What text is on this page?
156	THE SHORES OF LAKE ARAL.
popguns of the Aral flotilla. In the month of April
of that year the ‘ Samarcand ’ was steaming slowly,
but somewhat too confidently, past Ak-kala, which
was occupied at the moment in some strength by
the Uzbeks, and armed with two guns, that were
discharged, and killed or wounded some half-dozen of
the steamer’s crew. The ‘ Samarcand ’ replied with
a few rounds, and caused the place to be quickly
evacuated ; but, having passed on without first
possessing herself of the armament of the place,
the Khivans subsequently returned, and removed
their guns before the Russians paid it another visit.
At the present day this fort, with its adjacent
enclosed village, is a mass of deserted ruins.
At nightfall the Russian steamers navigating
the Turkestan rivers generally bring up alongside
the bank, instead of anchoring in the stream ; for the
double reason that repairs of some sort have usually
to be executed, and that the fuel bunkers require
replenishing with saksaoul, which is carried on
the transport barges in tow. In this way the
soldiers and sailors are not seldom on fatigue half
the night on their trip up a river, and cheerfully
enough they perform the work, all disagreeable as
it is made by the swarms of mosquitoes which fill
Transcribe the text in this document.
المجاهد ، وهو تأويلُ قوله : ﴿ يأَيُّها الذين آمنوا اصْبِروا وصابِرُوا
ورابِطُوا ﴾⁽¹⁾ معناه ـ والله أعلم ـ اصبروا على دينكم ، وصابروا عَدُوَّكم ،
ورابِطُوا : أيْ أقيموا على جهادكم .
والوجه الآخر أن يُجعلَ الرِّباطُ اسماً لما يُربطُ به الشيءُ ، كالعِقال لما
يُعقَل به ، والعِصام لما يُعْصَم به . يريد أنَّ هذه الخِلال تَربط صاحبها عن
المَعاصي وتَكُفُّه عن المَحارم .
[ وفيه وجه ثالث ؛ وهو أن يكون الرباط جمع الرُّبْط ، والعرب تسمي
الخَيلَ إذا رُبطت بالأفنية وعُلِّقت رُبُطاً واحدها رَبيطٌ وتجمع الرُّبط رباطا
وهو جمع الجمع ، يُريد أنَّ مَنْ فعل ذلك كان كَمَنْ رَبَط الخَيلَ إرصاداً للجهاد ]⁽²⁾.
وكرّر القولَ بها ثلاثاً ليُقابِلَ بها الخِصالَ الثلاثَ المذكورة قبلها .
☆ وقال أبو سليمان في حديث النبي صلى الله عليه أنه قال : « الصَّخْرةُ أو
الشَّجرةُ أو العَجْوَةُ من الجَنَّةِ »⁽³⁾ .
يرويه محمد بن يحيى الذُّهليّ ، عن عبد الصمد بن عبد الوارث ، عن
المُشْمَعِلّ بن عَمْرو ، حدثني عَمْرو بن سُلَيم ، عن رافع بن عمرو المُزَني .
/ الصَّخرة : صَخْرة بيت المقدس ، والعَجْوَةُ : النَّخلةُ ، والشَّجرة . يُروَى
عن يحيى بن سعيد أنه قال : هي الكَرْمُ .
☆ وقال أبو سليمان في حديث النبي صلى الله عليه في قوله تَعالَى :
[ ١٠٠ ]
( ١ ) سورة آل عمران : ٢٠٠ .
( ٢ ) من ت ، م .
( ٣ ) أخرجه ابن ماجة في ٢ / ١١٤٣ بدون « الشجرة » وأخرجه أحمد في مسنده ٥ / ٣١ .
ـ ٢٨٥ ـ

◆ Written request ◆
Print the entries exactly. Include every one.

◆ Written response ◆
What text is on this page?
156	THE SHORES OF LAKE ARAL.
popguns of the Aral flotilla. In the month of April
of that year the ‘ Samarcand ’ was steaming slowly,
but somewhat too confidently, past Ak-kala, which
was occupied at the moment in some strength by
the Uzbeks, and armed with two guns, that were
discharged, and killed or wounded some half-dozen of
the steamer’s crew. The ‘ Samarcand ’ replied with
a few rounds, and caused the place to be quickly
evacuated ; but, having passed on without first
possessing herself of the armament of the place,
the Khivans subsequently returned, and removed
their guns before the Russians paid it another visit.
At the present day this fort, with its adjacent
enclosed village, is a mass of deserted ruins.
At nightfall the Russian steamers navigating
the Turkestan rivers generally bring up alongside
the bank, instead of anchoring in the stream ; for the
double reason that repairs of some sort have usually
to be executed, and that the fuel bunkers require
replenishing with saksaoul, which is carried on
the transport barges in tow. In this way the
soldiers and sailors are not seldom on fatigue half
the night on their trip up a river, and cheerfully
enough they perform the work, all disagreeable as
it is made by the swarms of mosquitoes which fill
Transcribe the text in this document.
المجاهد ، وهو تأويلُ قوله : ﴿ يأَيُّها الذين آمنوا اصْبِروا وصابِرُوا
ورابِطُوا ﴾⁽¹⁾ معناه ـ والله أعلم ـ اصبروا على دينكم ، وصابروا عَدُوَّكم ،
ورابِطُوا : أيْ أقيموا على جهادكم .
والوجه الآخر أن يُجعلَ الرِّباطُ اسماً لما يُربطُ به الشيءُ ، كالعِقال لما
يُعقَل به ، والعِصام لما يُعْصَم به . يريد أنَّ هذه الخِلال تَربط صاحبها عن
المَعاصي وتَكُفُّه عن المَحارم .
[ وفيه وجه ثالث ؛ وهو أن يكون الرباط جمع الرُّبْط ، والعرب تسمي
الخَيلَ إذا رُبطت بالأفنية وعُلِّقت رُبُطاً واحدها رَبيطٌ وتجمع الرُّبط رباطا
وهو جمع الجمع ، يُريد أنَّ مَنْ فعل ذلك كان كَمَنْ رَبَط الخَيلَ إرصاداً للجهاد ]⁽²⁾.
وكرّر القولَ بها ثلاثاً ليُقابِلَ بها الخِصالَ الثلاثَ المذكورة قبلها .
☆ وقال أبو سليمان في حديث النبي صلى الله عليه أنه قال : « الصَّخْرةُ أو
الشَّجرةُ أو العَجْوَةُ من الجَنَّةِ »⁽³⁾ .
يرويه محمد بن يحيى الذُّهليّ ، عن عبد الصمد بن عبد الوارث ، عن
المُشْمَعِلّ بن عَمْرو ، حدثني عَمْرو بن سُلَيم ، عن رافع بن عمرو المُزَني .
/ الصَّخرة : صَخْرة بيت المقدس ، والعَجْوَةُ : النَّخلةُ ، والشَّجرة . يُروَى
عن يحيى بن سعيد أنه قال : هي الكَرْمُ .
☆ وقال أبو سليمان في حديث النبي صلى الله عليه في قوله تَعالَى :
[ ١٠٠ ]
( ١ ) سورة آل عمران : ٢٠٠ .
( ٢ ) من ت ، م .
( ٣ ) أخرجه ابن ماجة في ٢ / ١١٤٣ بدون « الشجرة » وأخرجه أحمد في مسنده ٥ / ٣١ .
ـ ٢٨٥ ـ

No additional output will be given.